## [Выбранный отрывок]
┄┄┄┄┄┄┄┄┄┄┄┄┄┄┄┄┄┄┄┄
Действительно, такие, как Штейгер, «не виноваты». Чувствуешь, читая «Неблагодарность» (кстати странное, как бы «от противного» название), что если бы ему позволила жизнь, какой бы это мог быть свободный и освобождающий вздох. Здесь же скорее стон сдавленный (и сдержанный) – недоумения и иногда надежды.

Можно, конечно (легче, чем у многих), проследить генеалогию стихов Штейгера. Георгий Иванов, Ахматова, Анненский… не в этом, конечно, дело, стихи эти как бы закончены, каждое в своем неповторимом моменте.

Несмотря на то, что книга в большей своей части написана не в Париже – чувствуется связь органическая и преданная с семьей здешних поэтов, живущих выдуманной, отрешенной и нищенской (внутренне) жизнью.

Книгу узнаешь по безошибочному признаку: всегда конкретный повод, часто незначительный (от повышенной задеваемости), почти сознательные приемы и рядом с этим подлинное (не интеллектуальная у Штейгера – эмоциональная скорей) метафизичность.
┄┄┄┄┄┄┄┄┄┄┄┄┄┄┄┄┄┄┄┄
## [Задачи]
a) Определите, согласуются ли с отрывком о стихах Штейгера утверждения (i)–(iii). Для каждого ответьте «да» или «нет» и приведите решающие слова отрывка точной цитатой.
(i) Книга «Неблагодарность» в большей своей части написана в Париже.
(ii) Генеалогию стихов Штейгера, по словам автора, проследить легче, чем у многих.
(iii) Метафизичность у Штейгера названа интеллектуальной.
b) Пожалуйста, кратко перескажите абзац отрывка о стихах Штейгера, который начинается словами «Книгу узнаешь по безошибочному признаку», и сохраните его основные факты.

## [Исходные данные]
┄┄┄┄┄┄┄┄┄┄┄┄┄┄┄┄┄┄┄┄
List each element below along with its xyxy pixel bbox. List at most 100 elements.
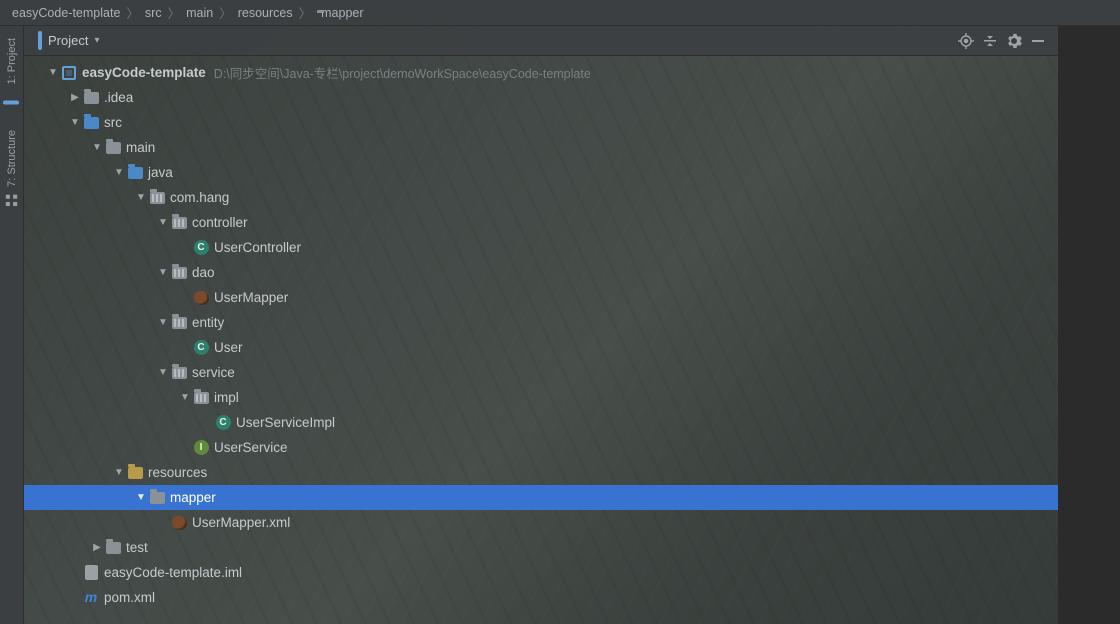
┄┄┄┄┄┄┄┄┄┄┄┄┄┄┄┄┄┄┄┄
## [Ответы]
a)
(i) Нет: «Несмотря на то, что книга в большей своей части написана не в Париже».
(ii) Да: «Можно, конечно (легче, чем у многих), проследить генеалогию стихов Штейгера».
(iii) Нет: «подлинное (не интеллектуальная у Штейгера – эмоциональная скорей) метафизичность».

b) Книгу легко узнать по верному признаку. У стихов всегда есть конкретный повод, часто незначительный и вызванный повышенной задеваемостью. В них есть почти сознательные приемы, а рядом с ними подлинная метафизичность, скорее эмоциональная, чем интеллектуальная.